-- Opening Marker --

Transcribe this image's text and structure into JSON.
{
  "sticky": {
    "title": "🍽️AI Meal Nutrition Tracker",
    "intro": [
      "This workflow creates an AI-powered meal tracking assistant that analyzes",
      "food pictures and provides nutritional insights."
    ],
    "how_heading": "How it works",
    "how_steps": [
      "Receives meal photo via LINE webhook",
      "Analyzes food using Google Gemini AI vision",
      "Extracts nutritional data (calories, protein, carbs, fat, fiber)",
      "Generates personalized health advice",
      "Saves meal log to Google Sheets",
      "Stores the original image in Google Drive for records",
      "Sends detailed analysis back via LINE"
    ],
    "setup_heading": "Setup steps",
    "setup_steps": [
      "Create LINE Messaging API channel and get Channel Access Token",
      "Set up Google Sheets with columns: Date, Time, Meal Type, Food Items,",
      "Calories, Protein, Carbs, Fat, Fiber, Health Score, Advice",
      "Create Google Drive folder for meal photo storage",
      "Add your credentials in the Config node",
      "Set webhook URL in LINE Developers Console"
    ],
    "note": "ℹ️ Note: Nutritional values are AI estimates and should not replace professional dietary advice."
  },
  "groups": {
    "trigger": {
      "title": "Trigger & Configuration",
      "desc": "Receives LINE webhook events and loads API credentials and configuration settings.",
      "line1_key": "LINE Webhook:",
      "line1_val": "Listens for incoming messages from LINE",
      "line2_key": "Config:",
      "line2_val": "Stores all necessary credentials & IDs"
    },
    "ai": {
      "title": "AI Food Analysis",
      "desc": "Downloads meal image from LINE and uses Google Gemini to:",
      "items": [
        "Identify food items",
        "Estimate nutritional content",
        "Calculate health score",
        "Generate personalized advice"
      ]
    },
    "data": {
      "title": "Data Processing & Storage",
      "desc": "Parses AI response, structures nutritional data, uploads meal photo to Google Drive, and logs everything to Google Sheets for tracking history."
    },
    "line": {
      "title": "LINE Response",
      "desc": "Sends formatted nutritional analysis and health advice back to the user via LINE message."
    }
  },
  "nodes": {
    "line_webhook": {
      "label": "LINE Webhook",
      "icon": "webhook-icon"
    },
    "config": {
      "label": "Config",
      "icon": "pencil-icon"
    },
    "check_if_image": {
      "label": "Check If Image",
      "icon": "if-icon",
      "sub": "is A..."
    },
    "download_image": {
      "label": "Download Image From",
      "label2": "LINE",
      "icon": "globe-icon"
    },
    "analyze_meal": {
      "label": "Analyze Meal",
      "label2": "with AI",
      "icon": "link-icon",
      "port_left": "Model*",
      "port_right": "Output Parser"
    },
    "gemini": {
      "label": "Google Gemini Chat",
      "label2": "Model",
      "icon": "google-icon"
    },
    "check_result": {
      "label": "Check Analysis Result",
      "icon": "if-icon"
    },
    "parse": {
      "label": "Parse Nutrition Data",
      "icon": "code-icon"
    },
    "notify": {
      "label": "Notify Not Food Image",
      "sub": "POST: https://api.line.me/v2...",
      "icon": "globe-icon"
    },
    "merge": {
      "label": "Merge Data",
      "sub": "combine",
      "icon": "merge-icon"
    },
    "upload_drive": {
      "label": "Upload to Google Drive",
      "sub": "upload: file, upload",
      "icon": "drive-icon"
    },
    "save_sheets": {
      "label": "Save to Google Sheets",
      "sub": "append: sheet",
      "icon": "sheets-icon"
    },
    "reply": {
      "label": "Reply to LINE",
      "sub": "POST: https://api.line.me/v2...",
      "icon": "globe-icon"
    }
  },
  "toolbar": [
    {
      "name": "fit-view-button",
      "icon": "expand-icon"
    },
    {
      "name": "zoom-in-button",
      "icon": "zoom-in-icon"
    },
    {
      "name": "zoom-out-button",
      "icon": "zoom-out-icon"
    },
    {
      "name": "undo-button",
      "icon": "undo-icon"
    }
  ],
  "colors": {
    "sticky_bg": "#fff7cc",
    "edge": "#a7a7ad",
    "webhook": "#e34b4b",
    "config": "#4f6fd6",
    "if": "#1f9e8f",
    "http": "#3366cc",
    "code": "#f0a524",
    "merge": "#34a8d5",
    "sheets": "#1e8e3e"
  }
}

-- Closing Marker --

- Task directions
Once you have read the records above, output each of them verbatim.

- Written response
Transcribe this image's text and structure into JSON.
{
  "sticky": {
    "title": "🍽️AI Meal Nutrition Tracker",
    "intro": [
      "This workflow creates an AI-powered meal tracking assistant that analyzes",
      "food pictures and provides nutritional insights."
    ],
    "how_heading": "How it works",
    "how_steps": [
      "Receives meal photo via LINE webhook",
      "Analyzes food using Google Gemini AI vision",
      "Extracts nutritional data (calories, protein, carbs, fat, fiber)",
      "Generates personalized health advice",
      "Saves meal log to Google Sheets",
      "Stores the original image in Google Drive for records",
      "Sends detailed analysis back via LINE"
    ],
    "setup_heading": "Setup steps",
    "setup_steps": [
      "Create LINE Messaging API channel and get Channel Access Token",
      "Set up Google Sheets with columns: Date, Time, Meal Type, Food Items,",
      "Calories, Protein, Carbs, Fat, Fiber, Health Score, Advice",
      "Create Google Drive folder for meal photo storage",
      "Add your credentials in the Config node",
      "Set webhook URL in LINE Developers Console"
    ],
    "note": "ℹ️ Note: Nutritional values are AI estimates and should not replace professional dietary advice."
  },
  "groups": {
    "trigger": {
      "title": "Trigger & Configuration",
      "desc": "Receives LINE webhook events and loads API credentials and configuration settings.",
      "line1_key": "LINE Webhook:",
      "line1_val": "Listens for incoming messages from LINE",
      "line2_key": "Config:",
      "line2_val": "Stores all necessary credentials & IDs"
    },
    "ai": {
      "title": "AI Food Analysis",
      "desc": "Downloads meal image from LINE and uses Google Gemini to:",
      "items": [
        "Identify food items",
        "Estimate nutritional content",
        "Calculate health score",
        "Generate personalized advice"
      ]
    },
    "data": {
      "title": "Data Processing & Storage",
      "desc": "Parses AI response, structures nutritional data, uploads meal photo to Google Drive, and logs everything to Google Sheets for tracking history."
    },
    "line": {
      "title": "LINE Response",
      "desc": "Sends formatted nutritional analysis and health advice back to the user via LINE message."
    }
  },
  "nodes": {
    "line_webhook": {
      "label": "LINE Webhook",
      "icon": "webhook-icon"
    },
    "config": {
      "label": "Config",
      "icon": "pencil-icon"
    },
    "check_if_image": {
      "label": "Check If Image",
      "icon": "if-icon",
      "sub": "is A..."
    },
    "download_image": {
      "label": "Download Image From",
      "label2": "LINE",
      "icon": "globe-icon"
    },
    "analyze_meal": {
      "label": "Analyze Meal",
      "label2": "with AI",
      "icon": "link-icon",
      "port_left": "Model*",
      "port_right": "Output Parser"
    },
    "gemini": {
      "label": "Google Gemini Chat",
      "label2": "Model",
      "icon": "google-icon"
    },
    "check_result": {
      "label": "Check Analysis Result",
      "icon": "if-icon"
    },
    "parse": {
      "label": "Parse Nutrition Data",
      "icon": "code-icon"
    },
    "notify": {
      "label": "Notify Not Food Image",
      "sub": "POST: https://api.line.me/v2...",
      "icon": "globe-icon"
    },
    "merge": {
      "label": "Merge Data",
      "sub": "combine",
      "icon": "merge-icon"
    },
    "upload_drive": {
      "label": "Upload to Google Drive",
      "sub": "upload: file, upload",
      "icon": "drive-icon"
    },
    "save_sheets": {
      "label": "Save to Google Sheets",
      "sub": "append: sheet",
      "icon": "sheets-icon"
    },
    "reply": {
      "label": "Reply to LINE",
      "sub": "POST: https://api.line.me/v2...",
      "icon": "globe-icon"
    }
  },
  "toolbar": [
    {
      "name": "fit-view-button",
      "icon": "expand-icon"
    },
    {
      "name": "zoom-in-button",
      "icon": "zoom-in-icon"
    },
    {
      "name": "zoom-out-button",
      "icon": "zoom-out-icon"
    },
    {
      "name": "undo-button",
      "icon": "undo-icon"
    }
  ],
  "colors": {
    "sticky_bg": "#fff7cc",
    "edge": "#a7a7ad",
    "webhook": "#e34b4b",
    "config": "#4f6fd6",
    "if": "#1f9e8f",
    "http": "#3366cc",
    "code": "#f0a524",
    "merge": "#34a8d5",
    "sheets": "#1e8e3e"
  }
}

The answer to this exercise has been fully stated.